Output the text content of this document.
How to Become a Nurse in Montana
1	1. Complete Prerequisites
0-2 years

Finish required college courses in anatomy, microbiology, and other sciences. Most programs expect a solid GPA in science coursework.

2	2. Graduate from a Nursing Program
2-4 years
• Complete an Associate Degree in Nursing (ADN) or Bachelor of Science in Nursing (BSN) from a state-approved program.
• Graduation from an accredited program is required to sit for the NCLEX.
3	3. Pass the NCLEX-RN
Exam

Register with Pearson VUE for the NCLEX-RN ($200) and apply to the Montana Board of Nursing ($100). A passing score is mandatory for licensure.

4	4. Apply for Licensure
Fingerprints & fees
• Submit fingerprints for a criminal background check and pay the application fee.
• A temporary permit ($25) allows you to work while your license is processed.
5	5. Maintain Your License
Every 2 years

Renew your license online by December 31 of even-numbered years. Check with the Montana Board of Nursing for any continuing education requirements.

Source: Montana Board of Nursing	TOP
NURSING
=-=-=-=-=
**The request:**
Pick out every line of the listing containing the word "from", and show those lines.

**Completed task:**
2	2. Graduate from a Nursing Program
• Complete an Associate Degree in Nursing (ADN) or Bachelor of Science in Nursing (BSN) from a state-approved program.
• Graduation from an accredited program is required to sit for the NCLEX.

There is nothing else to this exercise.